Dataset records
(begin)

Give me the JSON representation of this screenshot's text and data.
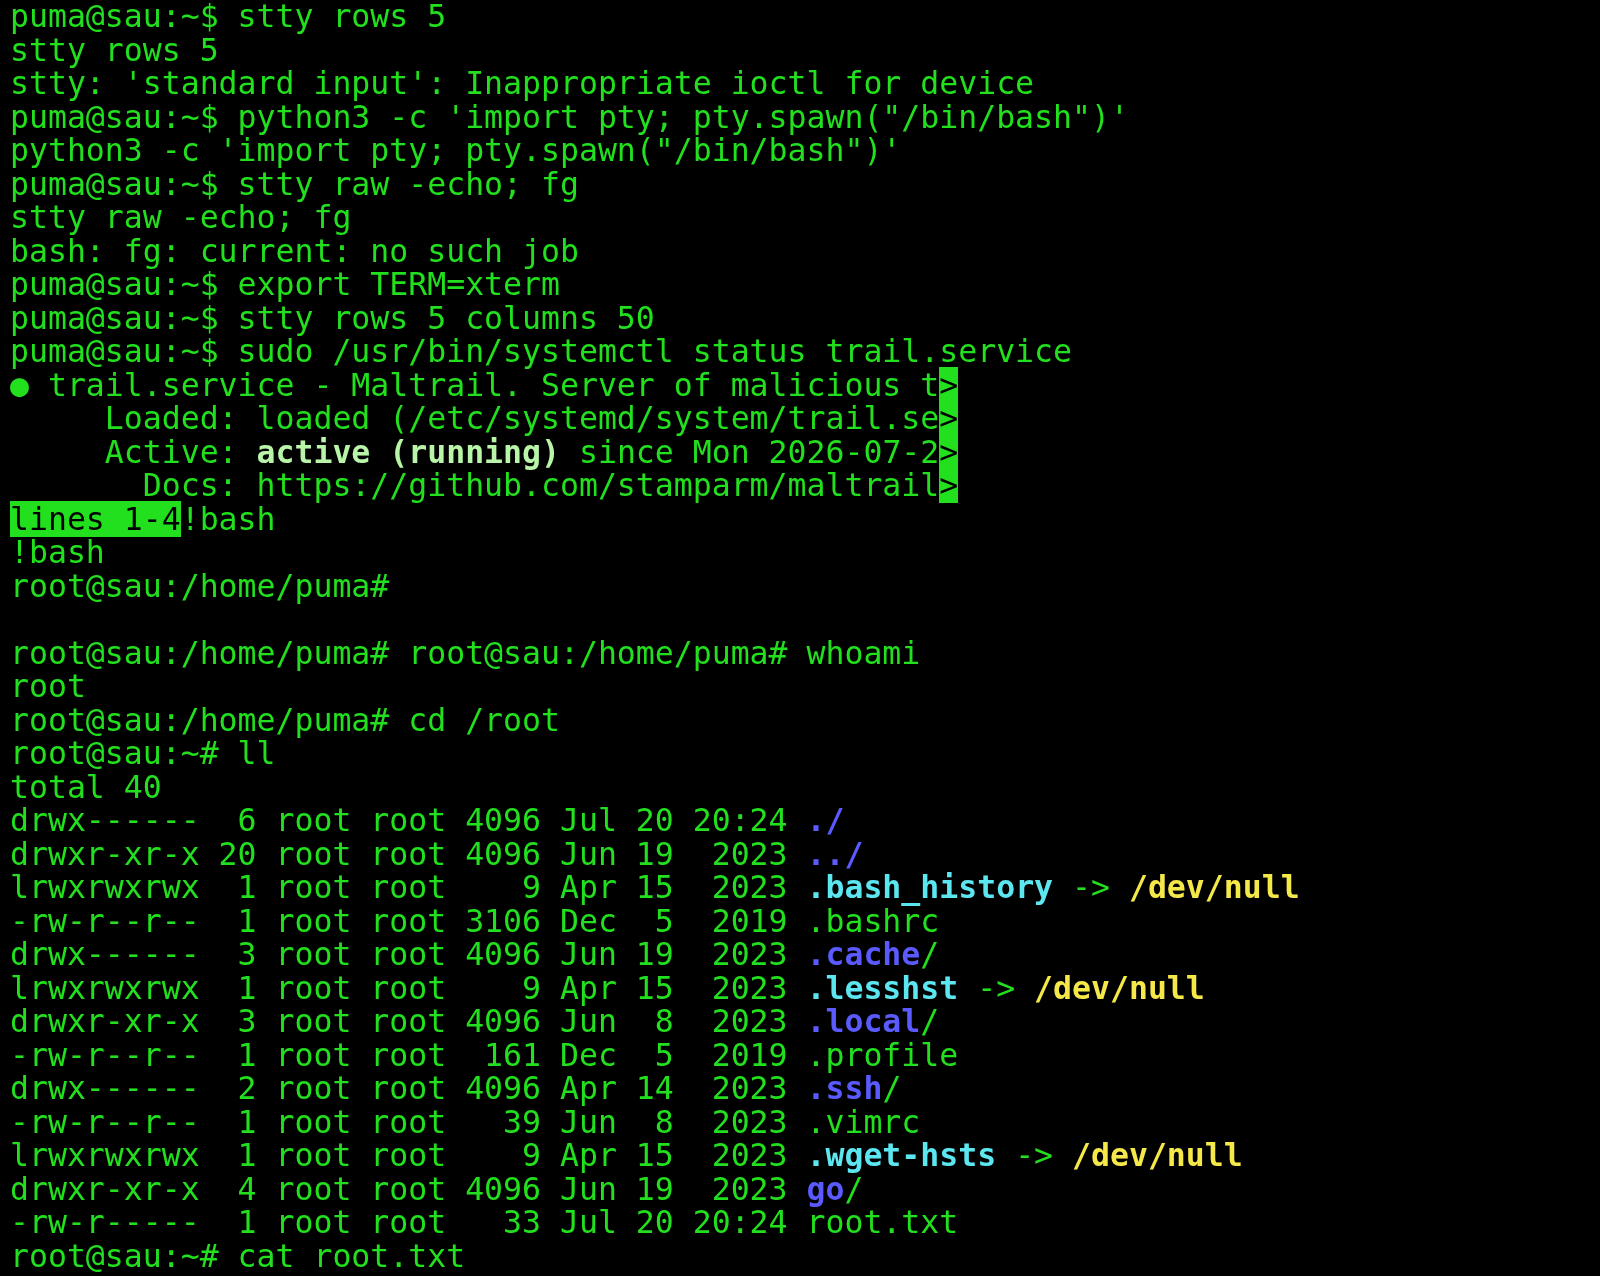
{
  "terminal": {
    "lines": [
      {
        "kind": "text",
        "segments": [
          {
            "kind": "plain",
            "text": "puma@sau:~$ stty rows 5"
          }
        ]
      },
      {
        "kind": "text",
        "segments": [
          {
            "kind": "plain",
            "text": "stty rows 5"
          }
        ]
      },
      {
        "kind": "text",
        "segments": [
          {
            "kind": "plain",
            "text": "stty: 'standard input': Inappropriate ioctl for device"
          }
        ]
      },
      {
        "kind": "text",
        "segments": [
          {
            "kind": "plain",
            "text": "puma@sau:~$ python3 -c 'import pty; pty.spawn(\"/bin/bash\")'"
          }
        ]
      },
      {
        "kind": "text",
        "segments": [
          {
            "kind": "plain",
            "text": "python3 -c 'import pty; pty.spawn(\"/bin/bash\")'"
          }
        ]
      },
      {
        "kind": "text",
        "segments": [
          {
            "kind": "plain",
            "text": "puma@sau:~$ stty raw -echo; fg"
          }
        ]
      },
      {
        "kind": "text",
        "segments": [
          {
            "kind": "plain",
            "text": "stty raw -echo; fg"
          }
        ]
      },
      {
        "kind": "text",
        "segments": [
          {
            "kind": "plain",
            "text": "bash: fg: current: no such job"
          }
        ]
      },
      {
        "kind": "text",
        "segments": [
          {
            "kind": "plain",
            "text": "puma@sau:~$ export TERM=xterm"
          }
        ]
      },
      {
        "kind": "text",
        "segments": [
          {
            "kind": "plain",
            "text": "puma@sau:~$ stty rows 5 columns 50"
          }
        ]
      },
      {
        "kind": "text",
        "segments": [
          {
            "kind": "plain",
            "text": "puma@sau:~$ sudo /usr/bin/systemctl status trail.service"
          }
        ]
      },
      {
        "kind": "text",
        "segments": [
          {
            "kind": "plain",
            "text": "● trail.service - Maltrail. Server of malicious t"
          },
          {
            "kind": "highlight",
            "text": ">"
          }
        ]
      },
      {
        "kind": "text",
        "segments": [
          {
            "kind": "plain",
            "text": "     Loaded: loaded (/etc/systemd/system/trail.se"
          },
          {
            "kind": "highlight",
            "text": ">"
          }
        ]
      },
      {
        "kind": "text",
        "segments": [
          {
            "kind": "plain",
            "text": "     Active: "
          },
          {
            "kind": "bold",
            "text": "active (running)"
          },
          {
            "kind": "plain",
            "text": " since Mon 2026-07-2"
          },
          {
            "kind": "highlight",
            "text": ">"
          }
        ]
      },
      {
        "kind": "text",
        "segments": [
          {
            "kind": "plain",
            "text": "       Docs: https://github.com/stamparm/maltrail"
          },
          {
            "kind": "highlight",
            "text": ">"
          }
        ]
      },
      {
        "kind": "text",
        "segments": [
          {
            "kind": "highlight",
            "text": "lines 1-4"
          },
          {
            "kind": "plain",
            "text": "!bash"
          }
        ]
      },
      {
        "kind": "text",
        "segments": [
          {
            "kind": "plain",
            "text": "!bash"
          }
        ]
      },
      {
        "kind": "text",
        "segments": [
          {
            "kind": "plain",
            "text": "root@sau:/home/puma#"
          }
        ]
      },
      {
        "kind": "blank"
      },
      {
        "kind": "text",
        "segments": [
          {
            "kind": "plain",
            "text": "root@sau:/home/puma# root@sau:/home/puma# whoami"
          }
        ]
      },
      {
        "kind": "text",
        "segments": [
          {
            "kind": "plain",
            "text": "root"
          }
        ]
      },
      {
        "kind": "text",
        "segments": [
          {
            "kind": "plain",
            "text": "root@sau:/home/puma# cd /root"
          }
        ]
      },
      {
        "kind": "text",
        "segments": [
          {
            "kind": "plain",
            "text": "root@sau:~# ll"
          }
        ]
      },
      {
        "kind": "text",
        "segments": [
          {
            "kind": "plain",
            "text": "total 40"
          }
        ]
      },
      {
        "kind": "text",
        "segments": [
          {
            "kind": "plain",
            "text": "drwx------  6 root root 4096 Jul 20 20:24 "
          },
          {
            "kind": "dir",
            "text": "./"
          }
        ]
      },
      {
        "kind": "text",
        "segments": [
          {
            "kind": "plain",
            "text": "drwxr-xr-x 20 root root 4096 Jun 19  2023 "
          },
          {
            "kind": "dir",
            "text": "../"
          }
        ]
      },
      {
        "kind": "text",
        "segments": [
          {
            "kind": "plain",
            "text": "lrwxrwxrwx  1 root root    9 Apr 15  2023 "
          },
          {
            "kind": "link",
            "text": ".bash_history"
          },
          {
            "kind": "plain",
            "text": " -> "
          },
          {
            "kind": "target",
            "text": "/dev/null"
          }
        ]
      },
      {
        "kind": "text",
        "segments": [
          {
            "kind": "plain",
            "text": "-rw-r--r--  1 root root 3106 Dec  5  2019 .bashrc"
          }
        ]
      },
      {
        "kind": "text",
        "segments": [
          {
            "kind": "plain",
            "text": "drwx------  3 root root 4096 Jun 19  2023 "
          },
          {
            "kind": "dir",
            "text": ".cache"
          },
          {
            "kind": "plain",
            "text": "/"
          }
        ]
      },
      {
        "kind": "text",
        "segments": [
          {
            "kind": "plain",
            "text": "lrwxrwxrwx  1 root root    9 Apr 15  2023 "
          },
          {
            "kind": "link",
            "text": ".lesshst"
          },
          {
            "kind": "plain",
            "text": " -> "
          },
          {
            "kind": "target",
            "text": "/dev/null"
          }
        ]
      },
      {
        "kind": "text",
        "segments": [
          {
            "kind": "plain",
            "text": "drwxr-xr-x  3 root root 4096 Jun  8  2023 "
          },
          {
            "kind": "dir",
            "text": ".local"
          },
          {
            "kind": "plain",
            "text": "/"
          }
        ]
      },
      {
        "kind": "text",
        "segments": [
          {
            "kind": "plain",
            "text": "-rw-r--r--  1 root root  161 Dec  5  2019 .profile"
          }
        ]
      },
      {
        "kind": "text",
        "segments": [
          {
            "kind": "plain",
            "text": "drwx------  2 root root 4096 Apr 14  2023 "
          },
          {
            "kind": "dir",
            "text": ".ssh"
          },
          {
            "kind": "plain",
            "text": "/"
          }
        ]
      },
      {
        "kind": "text",
        "segments": [
          {
            "kind": "plain",
            "text": "-rw-r--r--  1 root root   39 Jun  8  2023 .vimrc"
          }
        ]
      },
      {
        "kind": "text",
        "segments": [
          {
            "kind": "plain",
            "text": "lrwxrwxrwx  1 root root    9 Apr 15  2023 "
          },
          {
            "kind": "link",
            "text": ".wget-hsts"
          },
          {
            "kind": "plain",
            "text": " -> "
          },
          {
            "kind": "target",
            "text": "/dev/null"
          }
        ]
      },
      {
        "kind": "text",
        "segments": [
          {
            "kind": "plain",
            "text": "drwxr-xr-x  4 root root 4096 Jun 19  2023 "
          },
          {
            "kind": "dir",
            "text": "go"
          },
          {
            "kind": "plain",
            "text": "/"
          }
        ]
      },
      {
        "kind": "text",
        "segments": [
          {
            "kind": "plain",
            "text": "-rw-r-----  1 root root   33 Jul 20 20:24 root.txt"
          }
        ]
      },
      {
        "kind": "text",
        "segments": [
          {
            "kind": "plain",
            "text": "root@sau:~# cat root.txt"
          }
        ]
      }
    ]
  }
}
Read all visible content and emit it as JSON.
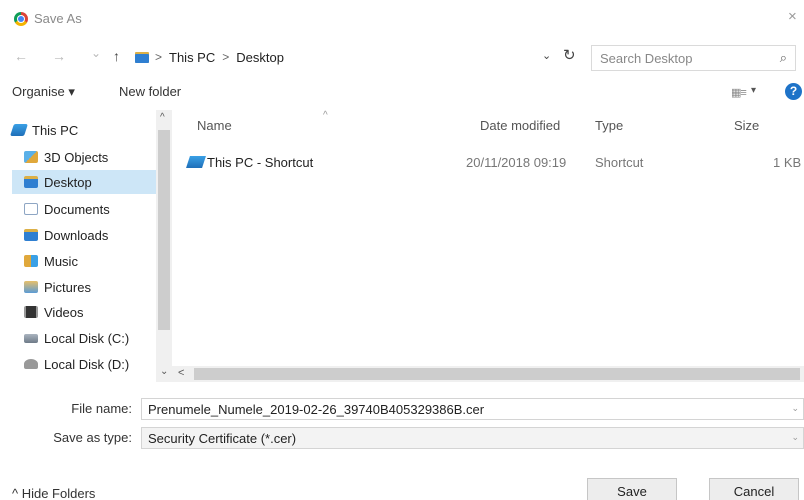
{
  "window": {
    "title": "Save As",
    "close_glyph": "×"
  },
  "navigation": {
    "back_glyph": "←",
    "forward_glyph": "→",
    "recent_glyph": "⌄",
    "up_glyph": "↑",
    "breadcrumb": [
      "This PC",
      "Desktop"
    ],
    "breadcrumb_sep": ">",
    "dropdown_glyph": "⌄",
    "refresh_glyph": "↻",
    "search_placeholder": "Search Desktop",
    "search_icon": "search-icon"
  },
  "toolbar": {
    "organise_label": "Organise ▾",
    "new_folder_label": "New folder",
    "view_glyph": "▦≡",
    "view_caret": "▾",
    "help_glyph": "?"
  },
  "sidebar": {
    "items": [
      {
        "label": "This PC",
        "icon": "computer-icon",
        "selected": false
      },
      {
        "label": "3D Objects",
        "icon": "3d-objects-icon",
        "selected": false
      },
      {
        "label": "Desktop",
        "icon": "desktop-icon",
        "selected": true
      },
      {
        "label": "Documents",
        "icon": "documents-icon",
        "selected": false
      },
      {
        "label": "Downloads",
        "icon": "downloads-icon",
        "selected": false
      },
      {
        "label": "Music",
        "icon": "music-icon",
        "selected": false
      },
      {
        "label": "Pictures",
        "icon": "pictures-icon",
        "selected": false
      },
      {
        "label": "Videos",
        "icon": "videos-icon",
        "selected": false
      },
      {
        "label": "Local Disk (C:)",
        "icon": "disk-icon",
        "selected": false
      },
      {
        "label": "Local Disk (D:)",
        "icon": "disk-icon",
        "selected": false
      }
    ],
    "scroll_up_glyph": "^",
    "scroll_down_glyph": "⌄"
  },
  "file_list": {
    "columns": [
      "Name",
      "Date modified",
      "Type",
      "Size"
    ],
    "sort_glyph": "^",
    "rows": [
      {
        "name": "This PC - Shortcut",
        "date": "20/11/2018 09:19",
        "type": "Shortcut",
        "size": "1 KB"
      }
    ],
    "hscroll_left_glyph": "<"
  },
  "form": {
    "filename_label": "File name:",
    "filename_value": "Prenumele_Numele_2019-02-26_39740B405329386B.cer",
    "savetype_label": "Save as type:",
    "savetype_value": "Security Certificate (*.cer)",
    "caret_glyph": "⌄"
  },
  "footer": {
    "hide_folders_label": "^ Hide Folders",
    "save_label": "Save",
    "cancel_label": "Cancel"
  },
  "colors": {
    "selection": "#cde6f7",
    "help": "#1e73c8",
    "folder_blue": "#2f7fd1"
  }
}
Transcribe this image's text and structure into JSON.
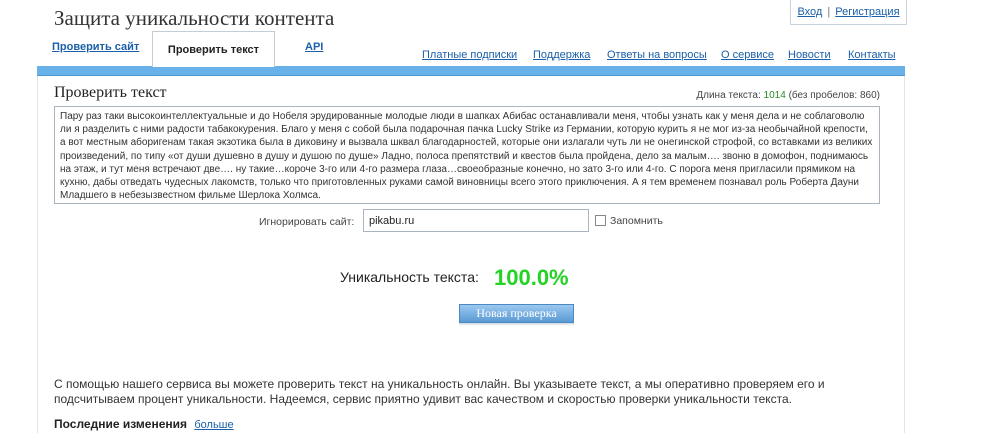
{
  "header": {
    "site_title": "Защита уникальности контента",
    "login": "Вход",
    "separator": "|",
    "register": "Регистрация"
  },
  "tabs": [
    {
      "label": "Проверить сайт"
    },
    {
      "label": "Проверить текст"
    },
    {
      "label": "API"
    }
  ],
  "topnav": [
    {
      "label": "Платные подписки"
    },
    {
      "label": "Поддержка"
    },
    {
      "label": "Ответы на вопросы"
    },
    {
      "label": "О сервисе"
    },
    {
      "label": "Новости"
    },
    {
      "label": "Контакты"
    }
  ],
  "check": {
    "title": "Проверить текст",
    "length_label": "Длина текста:",
    "length_value": "1014",
    "length_no_spaces": "(без пробелов: 860)",
    "text": "Пару раз таки высокоинтеллектуальные и до Нобеля эрудированные молодые люди в шапках Абибас останавливали меня, чтобы узнать как у меня дела и не соблаговолю ли я разделить с ними радости табакокурения. Благо у меня с собой была подарочная пачка Lucky Strike из Германии, которую курить я не мог из-за необычайной крепости, а вот местным аборигенам такая экзотика была в диковину и вызвала шквал благодарностей, которые они излагали чуть ли не онегинской строфой, со вставками из великих произведений, по типу «от души душевно в душу и душою по душе» Ладно, полоса препятствий и квестов была пройдена, дело за малым…. звоню в домофон, поднимаюсь на этаж, и тут меня встречают две…. ну такие…короче 3-го или 4-го размера глаза…своеобразные конечно, но зато 3-го или 4-го. С порога меня пригласили прямиком на кухню, дабы отведать чудесных лакомств, только что приготовленных руками самой виновницы всего этого приключения. А я тем временем познавал роль Роберта Дауни Младшего в небезызвестном фильме Шерлока Холмса.",
    "ignore_label": "Игнорировать сайт:",
    "ignore_value": "pikabu.ru",
    "remember_label": "Запомнить",
    "uniqueness_label": "Уникальность текста:",
    "uniqueness_value": "100.0%",
    "new_check_label": "Новая проверка"
  },
  "footer": {
    "description": "С помощью нашего сервиса вы можете проверить текст на уникальность онлайн. Вы указываете текст, а мы оперативно проверяем его и подсчитываем процент уникальности. Надеемся, сервис приятно удивит вас качеством и скоростью проверки уникальности текста.",
    "changes_label": "Последние изменения",
    "more_link": "больше"
  },
  "colors": {
    "accent_bar": "#69b2e9",
    "link": "#1a5fa8",
    "uniqueness": "#22d322"
  }
}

(end)

GOAL: Return a copy of every line that includes the word "уникальности".

EXERCISE RESULT:
    "site_title": "Защита уникальности контента",
    "description": "С помощью нашего сервиса вы можете проверить текст на уникальность онлайн. Вы указываете текст, а мы оперативно проверяем его и подсчитываем процент уникальности. Надеемся, сервис приятно удивит вас качеством и скоростью проверки уникальности текста.",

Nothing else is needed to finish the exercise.